- **PROBLEM**: The data below needs to be returned exactly, line for line.

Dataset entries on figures
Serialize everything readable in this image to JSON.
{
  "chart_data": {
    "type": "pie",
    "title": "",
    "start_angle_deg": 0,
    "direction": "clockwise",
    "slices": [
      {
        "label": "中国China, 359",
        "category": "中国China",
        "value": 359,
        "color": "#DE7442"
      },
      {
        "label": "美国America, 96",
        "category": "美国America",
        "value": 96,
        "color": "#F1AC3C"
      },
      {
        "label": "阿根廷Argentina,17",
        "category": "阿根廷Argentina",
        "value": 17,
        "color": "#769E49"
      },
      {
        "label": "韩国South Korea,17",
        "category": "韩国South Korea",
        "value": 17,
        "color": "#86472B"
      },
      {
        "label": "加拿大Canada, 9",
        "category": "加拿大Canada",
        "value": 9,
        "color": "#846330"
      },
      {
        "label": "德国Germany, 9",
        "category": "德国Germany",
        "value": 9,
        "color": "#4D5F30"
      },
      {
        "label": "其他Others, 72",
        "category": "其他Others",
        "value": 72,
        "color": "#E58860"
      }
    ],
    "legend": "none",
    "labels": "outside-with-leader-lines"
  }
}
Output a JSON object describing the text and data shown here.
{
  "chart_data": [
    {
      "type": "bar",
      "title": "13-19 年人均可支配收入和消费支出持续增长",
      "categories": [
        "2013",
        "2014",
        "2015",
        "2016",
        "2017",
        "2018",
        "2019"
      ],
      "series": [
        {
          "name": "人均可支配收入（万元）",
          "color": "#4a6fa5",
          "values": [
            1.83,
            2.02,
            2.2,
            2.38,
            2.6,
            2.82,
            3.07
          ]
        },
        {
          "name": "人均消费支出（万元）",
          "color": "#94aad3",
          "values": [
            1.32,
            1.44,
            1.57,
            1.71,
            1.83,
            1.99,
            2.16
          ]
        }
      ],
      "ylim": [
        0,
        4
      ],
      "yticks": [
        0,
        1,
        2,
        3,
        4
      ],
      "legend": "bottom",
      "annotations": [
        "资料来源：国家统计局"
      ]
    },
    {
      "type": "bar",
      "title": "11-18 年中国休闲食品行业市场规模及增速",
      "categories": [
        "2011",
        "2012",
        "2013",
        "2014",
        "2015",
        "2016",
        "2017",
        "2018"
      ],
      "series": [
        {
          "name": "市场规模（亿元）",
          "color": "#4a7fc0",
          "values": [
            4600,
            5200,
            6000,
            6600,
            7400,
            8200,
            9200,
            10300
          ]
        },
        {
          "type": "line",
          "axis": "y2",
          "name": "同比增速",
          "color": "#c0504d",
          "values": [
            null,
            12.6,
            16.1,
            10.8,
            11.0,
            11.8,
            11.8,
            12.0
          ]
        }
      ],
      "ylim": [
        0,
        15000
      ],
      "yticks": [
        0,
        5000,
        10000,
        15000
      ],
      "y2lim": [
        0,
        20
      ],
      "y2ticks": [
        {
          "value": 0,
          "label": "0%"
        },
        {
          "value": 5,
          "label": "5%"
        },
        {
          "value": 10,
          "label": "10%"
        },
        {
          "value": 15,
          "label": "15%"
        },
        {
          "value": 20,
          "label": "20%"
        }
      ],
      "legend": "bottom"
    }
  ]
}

- **SOLVED PROBLEM**:
Serialize everything readable in this image to JSON.
{
  "chart_data": {
    "type": "pie",
    "title": "",
    "start_angle_deg": 0,
    "direction": "clockwise",
    "slices": [
      {
        "label": "中国China, 359",
        "category": "中国China",
        "value": 359,
        "color": "#DE7442"
      },
      {
        "label": "美国America, 96",
        "category": "美国America",
        "value": 96,
        "color": "#F1AC3C"
      },
      {
        "label": "阿根廷Argentina,17",
        "category": "阿根廷Argentina",
        "value": 17,
        "color": "#769E49"
      },
      {
        "label": "韩国South Korea,17",
        "category": "韩国South Korea",
        "value": 17,
        "color": "#86472B"
      },
      {
        "label": "加拿大Canada, 9",
        "category": "加拿大Canada",
        "value": 9,
        "color": "#846330"
      },
      {
        "label": "德国Germany, 9",
        "category": "德国Germany",
        "value": 9,
        "color": "#4D5F30"
      },
      {
        "label": "其他Others, 72",
        "category": "其他Others",
        "value": 72,
        "color": "#E58860"
      }
    ],
    "legend": "none",
    "labels": "outside-with-leader-lines"
  }
}
Output a JSON object describing the text and data shown here.
{
  "chart_data": [
    {
      "type": "bar",
      "title": "13-19 年人均可支配收入和消费支出持续增长",
      "categories": [
        "2013",
        "2014",
        "2015",
        "2016",
        "2017",
        "2018",
        "2019"
      ],
      "series": [
        {
          "name": "人均可支配收入（万元）",
          "color": "#4a6fa5",
          "values": [
            1.83,
            2.02,
            2.2,
            2.38,
            2.6,
            2.82,
            3.07
          ]
        },
        {
          "name": "人均消费支出（万元）",
          "color": "#94aad3",
          "values": [
            1.32,
            1.44,
            1.57,
            1.71,
            1.83,
            1.99,
            2.16
          ]
        }
      ],
      "ylim": [
        0,
        4
      ],
      "yticks": [
        0,
        1,
        2,
        3,
        4
      ],
      "legend": "bottom",
      "annotations": [
        "资料来源：国家统计局"
      ]
    },
    {
      "type": "bar",
      "title": "11-18 年中国休闲食品行业市场规模及增速",
      "categories": [
        "2011",
        "2012",
        "2013",
        "2014",
        "2015",
        "2016",
        "2017",
        "2018"
      ],
      "series": [
        {
          "name": "市场规模（亿元）",
          "color": "#4a7fc0",
          "values": [
            4600,
            5200,
            6000,
            6600,
            7400,
            8200,
            9200,
            10300
          ]
        },
        {
          "type": "line",
          "axis": "y2",
          "name": "同比增速",
          "color": "#c0504d",
          "values": [
            null,
            12.6,
            16.1,
            10.8,
            11.0,
            11.8,
            11.8,
            12.0
          ]
        }
      ],
      "ylim": [
        0,
        15000
      ],
      "yticks": [
        0,
        5000,
        10000,
        15000
      ],
      "y2lim": [
        0,
        20
      ],
      "y2ticks": [
        {
          "value": 0,
          "label": "0%"
        },
        {
          "value": 5,
          "label": "5%"
        },
        {
          "value": 10,
          "label": "10%"
        },
        {
          "value": 15,
          "label": "15%"
        },
        {
          "value": 20,
          "label": "20%"
        }
      ],
      "legend": "bottom"
    }
  ]
}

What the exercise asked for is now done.